■ GIVEN PROBLEM 1: Which file types does the Turnitin guide say you might run through a preview check?

■ SUPPLIED TEXT:
BEGIN

Turnitin Check Before Submission
Table of Contents
- Two Submissions: Preview Check vs LMS Final
- What Changes Between Preview and Official
- Resubmission Rules on Your Course
- Running Turnitin Check the Night Before
- Interpreting Results Without Panic Edits
- When to Stop Checking and Submit
- Turnitin-Only Pre-Submit Checklist
- FAQ
- Sources
- Related articles
Two Submissions: Preview Check vs LMS Final
Think of Turnitin as two different moments in your week, not one magic button.
Preview check (before you submit officially)
You run your near-final .docx, .pdf, or .txt through a checking path outside the graded assignment—or through a draft / practice slot your instructor enabled inside the LMS. The goal is feedback while you can still edit: overlapping sources, missing quotation marks, odd AI writing signals, or a corrupted upload. Nothing in this step replaces the course submission unless your syllabus explicitly says a draft upload counts as the final one.
LMS final (the submission that counts)
You upload through Canvas, Moodle, Blackboard, Brightspace, or another portal on the real assignment link. That file becomes the version tied to your grade, timestamp, and—depending on school settings—your instructor’s Similarity Report and AI writing view. This is the run that matters for extensions, academic integrity conversations, and “I already submitted” emails.
| Dimension | Preview check | LMS final |
|---|---|---|
| Purpose | Catch fixable problems early | Official record for the course |
| Who sees it first | Usually you | You (if released) + instructor |
| Edits after upload | You still control the file on your computer | Limited by resubmission rules |
| Database / repository effects | Depends on preview provider and settings | Follows your institution’s Turnitin configuration |
| Emotional stakes | Lower—treat as rehearsal | Higher—deadline and policy apply |
Common beginner mistake: assuming a clean preview means the official upload will look identical. Settings, file version, and even a last-minute paragraph added at 11:58 p.m. can change what Turnitin shows.

END

■ GIVEN PROBLEM 2: In the rows, rewrite the lines from the one containing "Detect and localize" through the one containing "381, 904, 411]", replacing "cell-version" with "cell-release" and changing nothing else.

■ GIVEN ENTRIES:

BEGIN

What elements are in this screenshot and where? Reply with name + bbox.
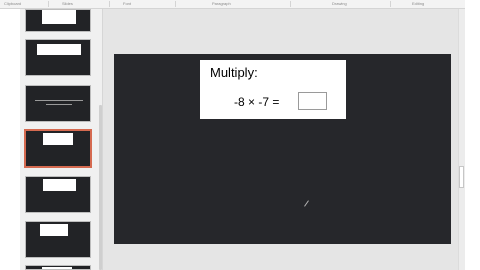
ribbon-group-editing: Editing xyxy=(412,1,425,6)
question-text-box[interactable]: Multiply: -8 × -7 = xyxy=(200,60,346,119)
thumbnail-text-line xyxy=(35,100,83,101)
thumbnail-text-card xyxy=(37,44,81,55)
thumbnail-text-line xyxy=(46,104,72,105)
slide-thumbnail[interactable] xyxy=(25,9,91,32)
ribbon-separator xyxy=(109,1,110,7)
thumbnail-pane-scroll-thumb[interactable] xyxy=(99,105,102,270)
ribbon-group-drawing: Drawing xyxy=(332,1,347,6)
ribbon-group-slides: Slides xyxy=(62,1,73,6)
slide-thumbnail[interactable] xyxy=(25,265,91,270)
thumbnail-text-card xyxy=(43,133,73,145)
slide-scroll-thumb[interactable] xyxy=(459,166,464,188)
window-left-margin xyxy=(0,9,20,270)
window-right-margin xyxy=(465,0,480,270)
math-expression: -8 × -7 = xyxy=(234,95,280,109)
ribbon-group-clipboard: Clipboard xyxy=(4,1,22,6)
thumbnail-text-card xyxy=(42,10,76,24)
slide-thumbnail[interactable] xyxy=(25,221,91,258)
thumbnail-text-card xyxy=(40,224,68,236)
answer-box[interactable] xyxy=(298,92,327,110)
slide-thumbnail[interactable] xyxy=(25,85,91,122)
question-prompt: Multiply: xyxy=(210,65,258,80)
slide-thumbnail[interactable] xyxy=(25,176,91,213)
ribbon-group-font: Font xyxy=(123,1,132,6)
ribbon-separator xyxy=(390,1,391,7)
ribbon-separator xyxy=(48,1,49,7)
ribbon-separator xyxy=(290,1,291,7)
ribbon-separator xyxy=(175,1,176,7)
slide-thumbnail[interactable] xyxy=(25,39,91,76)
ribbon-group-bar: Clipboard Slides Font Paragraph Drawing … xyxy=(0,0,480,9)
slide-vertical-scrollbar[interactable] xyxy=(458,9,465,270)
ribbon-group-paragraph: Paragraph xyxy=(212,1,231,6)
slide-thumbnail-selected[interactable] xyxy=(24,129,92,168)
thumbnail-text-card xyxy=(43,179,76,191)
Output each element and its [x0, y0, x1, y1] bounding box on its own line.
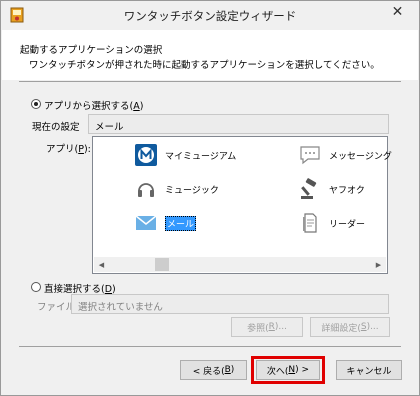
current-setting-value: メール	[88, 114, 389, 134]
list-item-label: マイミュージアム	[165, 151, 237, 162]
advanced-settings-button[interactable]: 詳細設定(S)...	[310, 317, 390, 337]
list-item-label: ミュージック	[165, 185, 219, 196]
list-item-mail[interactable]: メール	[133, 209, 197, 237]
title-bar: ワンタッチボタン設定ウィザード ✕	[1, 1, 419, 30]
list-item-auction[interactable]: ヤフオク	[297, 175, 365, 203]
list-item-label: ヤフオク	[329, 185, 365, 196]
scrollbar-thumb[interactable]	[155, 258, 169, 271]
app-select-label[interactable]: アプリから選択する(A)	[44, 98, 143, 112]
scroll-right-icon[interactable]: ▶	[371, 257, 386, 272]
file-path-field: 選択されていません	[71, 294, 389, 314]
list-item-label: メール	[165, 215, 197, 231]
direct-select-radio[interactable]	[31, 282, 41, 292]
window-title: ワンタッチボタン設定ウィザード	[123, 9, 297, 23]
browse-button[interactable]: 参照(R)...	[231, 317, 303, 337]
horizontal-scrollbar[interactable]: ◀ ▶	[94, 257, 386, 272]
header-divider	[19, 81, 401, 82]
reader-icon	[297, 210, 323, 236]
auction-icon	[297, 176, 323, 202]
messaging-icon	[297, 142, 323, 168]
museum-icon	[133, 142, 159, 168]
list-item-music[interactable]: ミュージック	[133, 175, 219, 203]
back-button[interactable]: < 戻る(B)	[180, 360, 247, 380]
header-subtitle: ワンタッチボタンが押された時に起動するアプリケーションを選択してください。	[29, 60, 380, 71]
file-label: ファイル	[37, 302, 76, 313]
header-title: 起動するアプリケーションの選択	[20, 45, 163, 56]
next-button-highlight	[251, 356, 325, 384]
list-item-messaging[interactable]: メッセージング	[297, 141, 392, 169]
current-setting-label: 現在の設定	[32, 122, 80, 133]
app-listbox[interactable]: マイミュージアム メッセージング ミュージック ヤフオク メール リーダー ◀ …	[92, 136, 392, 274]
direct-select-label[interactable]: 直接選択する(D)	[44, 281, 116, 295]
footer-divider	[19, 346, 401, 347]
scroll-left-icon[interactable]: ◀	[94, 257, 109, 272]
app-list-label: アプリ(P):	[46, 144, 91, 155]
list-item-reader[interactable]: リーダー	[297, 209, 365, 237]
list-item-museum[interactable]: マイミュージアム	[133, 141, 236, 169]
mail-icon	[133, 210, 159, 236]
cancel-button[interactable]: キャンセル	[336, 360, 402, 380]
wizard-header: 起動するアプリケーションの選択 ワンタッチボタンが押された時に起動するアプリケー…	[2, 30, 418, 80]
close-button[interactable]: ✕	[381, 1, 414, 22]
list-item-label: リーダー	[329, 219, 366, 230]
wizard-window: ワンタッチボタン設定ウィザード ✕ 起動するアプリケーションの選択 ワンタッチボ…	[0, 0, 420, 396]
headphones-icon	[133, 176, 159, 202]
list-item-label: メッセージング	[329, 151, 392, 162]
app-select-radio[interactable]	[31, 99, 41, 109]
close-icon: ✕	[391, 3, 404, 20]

END
BEGIN

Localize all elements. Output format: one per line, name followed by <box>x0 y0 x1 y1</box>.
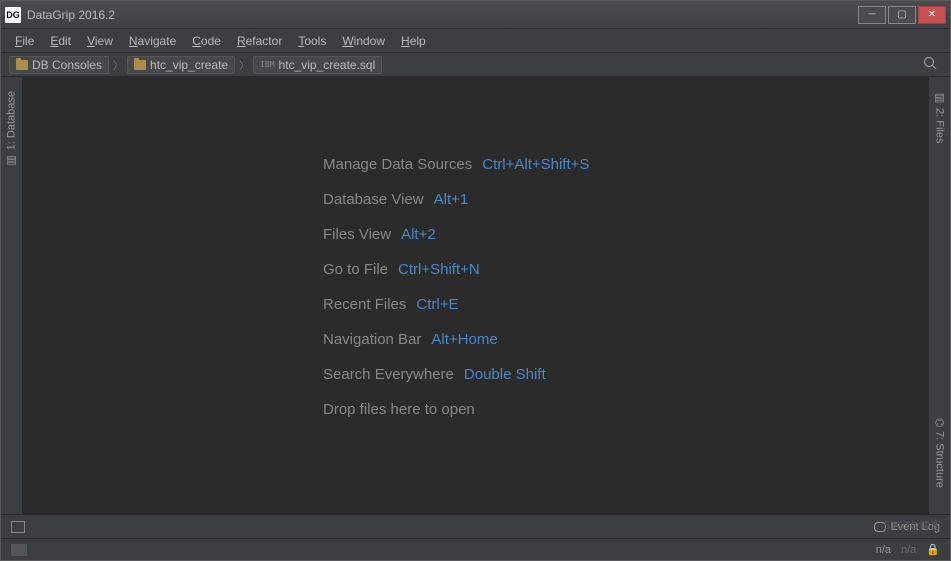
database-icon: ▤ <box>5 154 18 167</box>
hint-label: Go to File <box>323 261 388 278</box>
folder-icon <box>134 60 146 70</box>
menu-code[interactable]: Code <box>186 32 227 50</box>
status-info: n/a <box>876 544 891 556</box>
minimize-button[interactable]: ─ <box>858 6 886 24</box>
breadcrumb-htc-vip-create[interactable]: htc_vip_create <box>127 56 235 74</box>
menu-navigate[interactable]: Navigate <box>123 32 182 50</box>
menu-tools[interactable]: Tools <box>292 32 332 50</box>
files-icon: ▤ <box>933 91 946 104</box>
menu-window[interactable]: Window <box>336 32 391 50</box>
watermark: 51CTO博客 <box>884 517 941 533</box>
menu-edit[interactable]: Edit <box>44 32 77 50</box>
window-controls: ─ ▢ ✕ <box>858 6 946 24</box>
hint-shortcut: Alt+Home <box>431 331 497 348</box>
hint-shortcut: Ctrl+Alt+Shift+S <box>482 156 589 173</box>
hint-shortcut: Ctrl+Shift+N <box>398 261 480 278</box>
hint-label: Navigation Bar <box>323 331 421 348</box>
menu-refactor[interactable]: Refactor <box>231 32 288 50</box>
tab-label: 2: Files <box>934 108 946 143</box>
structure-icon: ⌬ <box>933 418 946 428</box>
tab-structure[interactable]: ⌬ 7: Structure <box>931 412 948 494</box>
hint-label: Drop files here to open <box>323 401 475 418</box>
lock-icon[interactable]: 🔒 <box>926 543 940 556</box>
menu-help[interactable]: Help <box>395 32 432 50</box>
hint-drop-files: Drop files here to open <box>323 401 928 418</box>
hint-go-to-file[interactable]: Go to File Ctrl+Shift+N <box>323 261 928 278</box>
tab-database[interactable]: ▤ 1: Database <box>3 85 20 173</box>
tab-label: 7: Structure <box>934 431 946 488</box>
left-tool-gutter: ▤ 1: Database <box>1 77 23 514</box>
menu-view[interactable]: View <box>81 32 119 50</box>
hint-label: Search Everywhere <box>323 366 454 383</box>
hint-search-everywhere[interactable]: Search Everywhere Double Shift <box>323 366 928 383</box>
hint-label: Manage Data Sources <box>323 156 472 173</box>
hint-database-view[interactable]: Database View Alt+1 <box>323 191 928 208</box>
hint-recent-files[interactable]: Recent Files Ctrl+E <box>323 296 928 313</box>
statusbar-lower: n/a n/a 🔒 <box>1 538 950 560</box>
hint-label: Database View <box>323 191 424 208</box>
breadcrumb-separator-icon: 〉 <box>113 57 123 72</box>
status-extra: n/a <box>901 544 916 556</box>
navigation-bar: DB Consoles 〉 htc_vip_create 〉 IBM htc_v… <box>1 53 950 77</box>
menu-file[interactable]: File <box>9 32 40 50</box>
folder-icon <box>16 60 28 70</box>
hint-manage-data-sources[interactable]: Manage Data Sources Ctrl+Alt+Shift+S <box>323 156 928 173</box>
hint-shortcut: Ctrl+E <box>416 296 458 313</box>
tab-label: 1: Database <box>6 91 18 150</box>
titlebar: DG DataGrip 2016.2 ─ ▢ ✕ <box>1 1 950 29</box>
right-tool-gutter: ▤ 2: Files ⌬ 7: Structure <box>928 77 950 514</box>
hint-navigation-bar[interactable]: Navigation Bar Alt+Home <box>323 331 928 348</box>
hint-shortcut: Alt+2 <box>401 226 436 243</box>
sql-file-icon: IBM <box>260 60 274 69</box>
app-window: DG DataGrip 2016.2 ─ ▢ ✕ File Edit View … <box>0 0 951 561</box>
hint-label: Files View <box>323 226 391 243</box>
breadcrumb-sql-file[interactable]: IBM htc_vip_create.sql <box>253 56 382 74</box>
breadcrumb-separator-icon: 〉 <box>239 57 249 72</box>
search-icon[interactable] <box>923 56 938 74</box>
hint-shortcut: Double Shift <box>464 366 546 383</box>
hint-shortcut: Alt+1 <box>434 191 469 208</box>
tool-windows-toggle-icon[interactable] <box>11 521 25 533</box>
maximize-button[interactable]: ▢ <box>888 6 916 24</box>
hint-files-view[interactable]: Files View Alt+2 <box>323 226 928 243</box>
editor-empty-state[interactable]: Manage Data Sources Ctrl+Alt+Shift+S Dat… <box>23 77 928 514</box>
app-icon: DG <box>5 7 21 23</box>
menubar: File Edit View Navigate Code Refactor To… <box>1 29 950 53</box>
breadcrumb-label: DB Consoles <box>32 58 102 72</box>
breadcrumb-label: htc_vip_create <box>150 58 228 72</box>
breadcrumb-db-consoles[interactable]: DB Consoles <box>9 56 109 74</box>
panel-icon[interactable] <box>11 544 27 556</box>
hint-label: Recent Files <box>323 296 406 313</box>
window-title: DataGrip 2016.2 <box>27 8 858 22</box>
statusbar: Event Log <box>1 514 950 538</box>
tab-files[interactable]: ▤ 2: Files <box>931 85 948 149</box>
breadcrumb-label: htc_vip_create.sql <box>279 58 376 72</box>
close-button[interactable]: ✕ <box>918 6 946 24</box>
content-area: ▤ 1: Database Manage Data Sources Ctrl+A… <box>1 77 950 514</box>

END
BEGIN

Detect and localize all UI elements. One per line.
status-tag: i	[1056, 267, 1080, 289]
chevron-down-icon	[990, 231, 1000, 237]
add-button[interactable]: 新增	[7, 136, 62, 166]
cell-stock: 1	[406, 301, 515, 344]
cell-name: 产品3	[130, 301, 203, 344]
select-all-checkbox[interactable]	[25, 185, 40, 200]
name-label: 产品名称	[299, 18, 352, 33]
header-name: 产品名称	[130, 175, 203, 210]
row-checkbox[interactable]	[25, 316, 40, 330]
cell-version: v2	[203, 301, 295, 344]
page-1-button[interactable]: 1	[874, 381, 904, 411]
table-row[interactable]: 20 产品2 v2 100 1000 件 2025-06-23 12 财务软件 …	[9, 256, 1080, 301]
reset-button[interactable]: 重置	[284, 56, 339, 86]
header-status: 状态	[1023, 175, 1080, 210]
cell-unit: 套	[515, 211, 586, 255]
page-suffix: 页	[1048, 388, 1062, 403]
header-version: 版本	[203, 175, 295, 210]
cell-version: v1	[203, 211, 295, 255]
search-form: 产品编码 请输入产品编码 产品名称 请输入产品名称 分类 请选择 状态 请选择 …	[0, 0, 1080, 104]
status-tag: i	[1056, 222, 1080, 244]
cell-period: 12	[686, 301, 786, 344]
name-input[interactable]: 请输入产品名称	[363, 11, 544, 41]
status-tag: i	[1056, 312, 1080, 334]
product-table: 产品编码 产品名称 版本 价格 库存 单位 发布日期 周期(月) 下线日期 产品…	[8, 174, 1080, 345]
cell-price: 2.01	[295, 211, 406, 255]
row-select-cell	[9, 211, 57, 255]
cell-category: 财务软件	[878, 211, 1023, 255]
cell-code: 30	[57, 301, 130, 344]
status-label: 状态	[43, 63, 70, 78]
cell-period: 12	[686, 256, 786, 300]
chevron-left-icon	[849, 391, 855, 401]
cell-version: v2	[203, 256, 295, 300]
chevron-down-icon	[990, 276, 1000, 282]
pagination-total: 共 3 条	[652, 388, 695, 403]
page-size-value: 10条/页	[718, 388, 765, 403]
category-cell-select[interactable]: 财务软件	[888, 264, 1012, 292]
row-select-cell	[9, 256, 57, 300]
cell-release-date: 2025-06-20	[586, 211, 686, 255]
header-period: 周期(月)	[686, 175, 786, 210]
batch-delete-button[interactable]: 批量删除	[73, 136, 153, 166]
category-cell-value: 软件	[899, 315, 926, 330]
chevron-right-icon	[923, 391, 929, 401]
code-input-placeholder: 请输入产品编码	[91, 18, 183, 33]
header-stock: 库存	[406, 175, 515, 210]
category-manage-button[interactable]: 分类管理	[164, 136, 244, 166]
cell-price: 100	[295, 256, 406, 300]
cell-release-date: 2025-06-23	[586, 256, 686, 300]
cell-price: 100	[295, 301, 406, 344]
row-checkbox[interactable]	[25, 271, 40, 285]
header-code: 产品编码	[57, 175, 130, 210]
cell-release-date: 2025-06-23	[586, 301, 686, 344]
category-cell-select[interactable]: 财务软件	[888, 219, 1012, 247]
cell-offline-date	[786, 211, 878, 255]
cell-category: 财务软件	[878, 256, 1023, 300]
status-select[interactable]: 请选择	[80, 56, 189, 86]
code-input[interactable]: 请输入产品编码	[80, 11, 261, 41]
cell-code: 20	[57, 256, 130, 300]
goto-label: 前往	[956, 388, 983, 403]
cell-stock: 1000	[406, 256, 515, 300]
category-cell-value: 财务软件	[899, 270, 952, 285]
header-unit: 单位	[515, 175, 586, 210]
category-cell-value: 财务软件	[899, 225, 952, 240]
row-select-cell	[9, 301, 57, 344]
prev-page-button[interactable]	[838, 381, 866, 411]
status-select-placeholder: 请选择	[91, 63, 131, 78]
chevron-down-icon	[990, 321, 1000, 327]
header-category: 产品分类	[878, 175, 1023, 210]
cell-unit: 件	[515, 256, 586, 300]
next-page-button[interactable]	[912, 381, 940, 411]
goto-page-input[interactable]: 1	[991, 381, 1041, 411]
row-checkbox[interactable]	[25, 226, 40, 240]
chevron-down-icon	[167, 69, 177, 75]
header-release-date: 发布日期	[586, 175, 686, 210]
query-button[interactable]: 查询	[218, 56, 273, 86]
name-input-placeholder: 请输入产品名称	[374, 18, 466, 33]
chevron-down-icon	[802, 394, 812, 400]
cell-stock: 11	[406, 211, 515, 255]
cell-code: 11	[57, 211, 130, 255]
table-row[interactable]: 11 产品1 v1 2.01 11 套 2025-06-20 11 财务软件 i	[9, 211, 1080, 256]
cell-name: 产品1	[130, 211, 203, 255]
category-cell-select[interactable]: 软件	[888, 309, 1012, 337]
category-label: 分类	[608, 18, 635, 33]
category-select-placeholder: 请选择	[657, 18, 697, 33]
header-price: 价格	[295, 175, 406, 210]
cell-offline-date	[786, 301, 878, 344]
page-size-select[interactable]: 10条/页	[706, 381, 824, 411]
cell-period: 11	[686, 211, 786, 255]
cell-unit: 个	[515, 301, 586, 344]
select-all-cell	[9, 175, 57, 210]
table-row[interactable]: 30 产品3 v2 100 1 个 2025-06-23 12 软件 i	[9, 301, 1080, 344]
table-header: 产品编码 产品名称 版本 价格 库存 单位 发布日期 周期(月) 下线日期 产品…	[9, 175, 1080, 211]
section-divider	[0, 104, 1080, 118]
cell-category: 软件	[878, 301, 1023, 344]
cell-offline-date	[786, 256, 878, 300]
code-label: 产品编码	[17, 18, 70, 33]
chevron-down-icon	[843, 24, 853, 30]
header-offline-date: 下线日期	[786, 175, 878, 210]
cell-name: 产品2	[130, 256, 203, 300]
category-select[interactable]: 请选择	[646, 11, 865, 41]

END

■ WRITTEN ANSWER 1: .docx, .pdf, or .txt

■ WRITTEN ANSWER 2:
Detect and localize all UI elements. One per line.
status-tag: i	[1056, 267, 1080, 289]
chevron-down-icon	[990, 231, 1000, 237]
add-button[interactable]: 新增	[7, 136, 62, 166]
cell-stock: 1	[406, 301, 515, 344]
cell-name: 产品3	[130, 301, 203, 344]
select-all-checkbox[interactable]	[25, 185, 40, 200]
name-label: 产品名称	[299, 18, 352, 33]
header-name: 产品名称	[130, 175, 203, 210]
row-checkbox[interactable]	[25, 316, 40, 330]
cell-release: v2	[203, 301, 295, 344]
page-1-button[interactable]: 1	[874, 381, 904, 411]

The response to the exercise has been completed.